Goal —
Write out the full set of records exactly. Any pictures in them do not belong in the copy.

Task data —
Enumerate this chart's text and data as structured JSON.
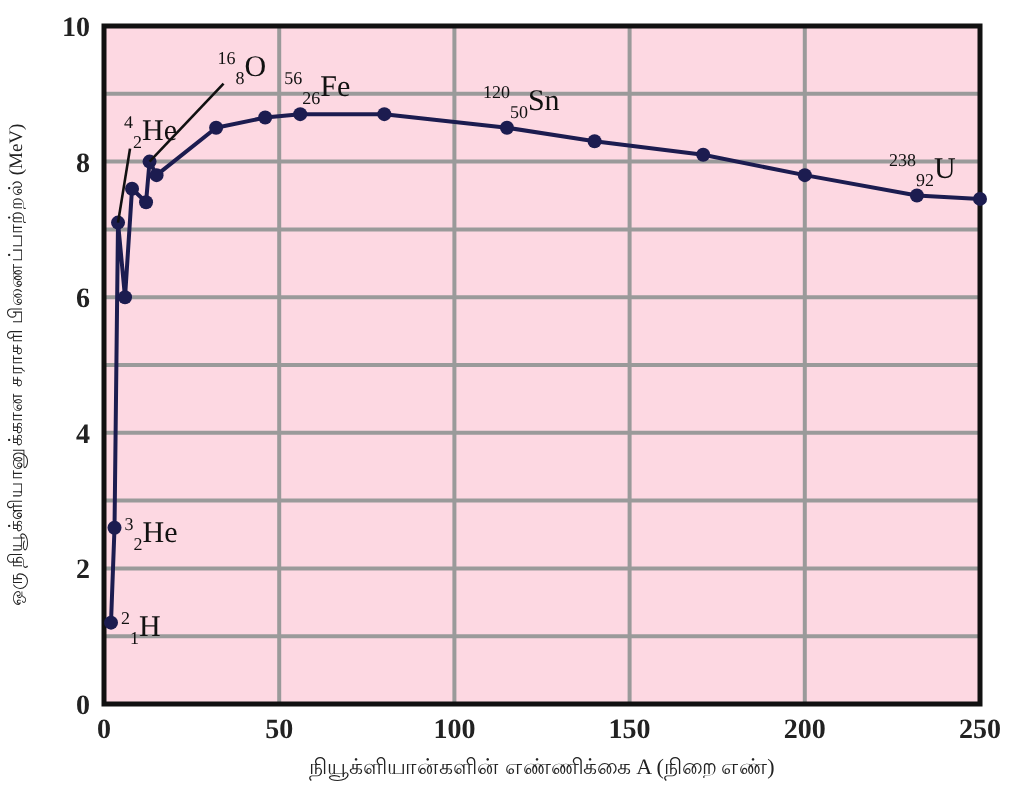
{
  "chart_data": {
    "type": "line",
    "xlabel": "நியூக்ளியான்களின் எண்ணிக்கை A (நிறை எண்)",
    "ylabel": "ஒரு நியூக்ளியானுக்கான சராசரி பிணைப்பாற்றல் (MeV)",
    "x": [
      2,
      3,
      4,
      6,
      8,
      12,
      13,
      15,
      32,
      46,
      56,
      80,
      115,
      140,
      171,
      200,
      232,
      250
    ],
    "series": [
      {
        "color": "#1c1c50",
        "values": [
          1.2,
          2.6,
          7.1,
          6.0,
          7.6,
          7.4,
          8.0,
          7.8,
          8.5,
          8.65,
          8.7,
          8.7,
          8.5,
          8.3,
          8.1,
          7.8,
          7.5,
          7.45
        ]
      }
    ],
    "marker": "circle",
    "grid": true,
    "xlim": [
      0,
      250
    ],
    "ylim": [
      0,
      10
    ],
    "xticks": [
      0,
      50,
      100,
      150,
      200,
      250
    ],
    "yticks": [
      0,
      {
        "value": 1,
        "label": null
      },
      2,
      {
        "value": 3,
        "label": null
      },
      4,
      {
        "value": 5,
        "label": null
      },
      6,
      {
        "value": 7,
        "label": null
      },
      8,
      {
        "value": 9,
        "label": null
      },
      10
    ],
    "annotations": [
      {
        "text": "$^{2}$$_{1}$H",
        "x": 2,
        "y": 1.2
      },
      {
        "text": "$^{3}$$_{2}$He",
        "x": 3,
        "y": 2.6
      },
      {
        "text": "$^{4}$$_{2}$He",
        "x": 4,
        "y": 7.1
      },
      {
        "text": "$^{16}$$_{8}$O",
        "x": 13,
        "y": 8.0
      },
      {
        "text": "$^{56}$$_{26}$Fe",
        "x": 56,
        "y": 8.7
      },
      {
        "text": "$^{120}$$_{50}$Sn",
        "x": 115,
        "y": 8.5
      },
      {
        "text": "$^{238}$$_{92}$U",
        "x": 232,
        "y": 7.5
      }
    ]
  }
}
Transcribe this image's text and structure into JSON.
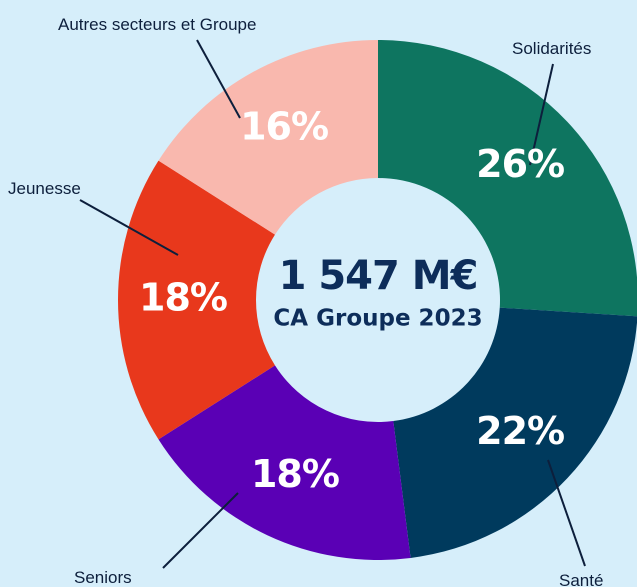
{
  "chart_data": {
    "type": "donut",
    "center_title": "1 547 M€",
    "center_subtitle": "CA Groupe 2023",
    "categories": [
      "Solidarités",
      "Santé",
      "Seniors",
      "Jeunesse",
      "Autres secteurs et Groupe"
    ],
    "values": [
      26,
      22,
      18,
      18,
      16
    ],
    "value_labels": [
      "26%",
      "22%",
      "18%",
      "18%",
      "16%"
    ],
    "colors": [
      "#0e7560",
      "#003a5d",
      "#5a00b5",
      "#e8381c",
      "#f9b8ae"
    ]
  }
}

Exercise result —
Enumerate this chart's text and data as structured JSON.
{
  "chart_data": {
    "type": "line",
    "xlabel": "நியூக்ளியான்களின் எண்ணிக்கை A (நிறை எண்)",
    "ylabel": "ஒரு நியூக்ளியானுக்கான சராசரி பிணைப்பாற்றல் (MeV)",
    "x": [
      2,
      3,
      4,
      6,
      8,
      12,
      13,
      15,
      32,
      46,
      56,
      80,
      115,
      140,
      171,
      200,
      232,
      250
    ],
    "series": [
      {
        "color": "#1c1c50",
        "values": [
          1.2,
          2.6,
          7.1,
          6.0,
          7.6,
          7.4,
          8.0,
          7.8,
          8.5,
          8.65,
          8.7,
          8.7,
          8.5,
          8.3,
          8.1,
          7.8,
          7.5,
          7.45
        ]
      }
    ],
    "marker": "circle",
    "grid": true,
    "xlim": [
      0,
      250
    ],
    "ylim": [
      0,
      10
    ],
    "xticks": [
      0,
      50,
      100,
      150,
      200,
      250
    ],
    "yticks": [
      0,
      {
        "value": 1,
        "label": null
      },
      2,
      {
        "value": 3,
        "label": null
      },
      4,
      {
        "value": 5,
        "label": null
      },
      6,
      {
        "value": 7,
        "label": null
      },
      8,
      {
        "value": 9,
        "label": null
      },
      10
    ],
    "annotations": [
      {
        "text": "$^{2}$$_{1}$H",
        "x": 2,
        "y": 1.2
      },
      {
        "text": "$^{3}$$_{2}$He",
        "x": 3,
        "y": 2.6
      },
      {
        "text": "$^{4}$$_{2}$He",
        "x": 4,
        "y": 7.1
      },
      {
        "text": "$^{16}$$_{8}$O",
        "x": 13,
        "y": 8.0
      },
      {
        "text": "$^{56}$$_{26}$Fe",
        "x": 56,
        "y": 8.7
      },
      {
        "text": "$^{120}$$_{50}$Sn",
        "x": 115,
        "y": 8.5
      },
      {
        "text": "$^{238}$$_{92}$U",
        "x": 232,
        "y": 7.5
      }
    ]
  }
}
Transcribe this image's text and structure into JSON.
{
  "chart_data": {
    "type": "donut",
    "center_title": "1 547 M€",
    "center_subtitle": "CA Groupe 2023",
    "categories": [
      "Solidarités",
      "Santé",
      "Seniors",
      "Jeunesse",
      "Autres secteurs et Groupe"
    ],
    "values": [
      26,
      22,
      18,
      18,
      16
    ],
    "value_labels": [
      "26%",
      "22%",
      "18%",
      "18%",
      "16%"
    ],
    "colors": [
      "#0e7560",
      "#003a5d",
      "#5a00b5",
      "#e8381c",
      "#f9b8ae"
    ]
  }
}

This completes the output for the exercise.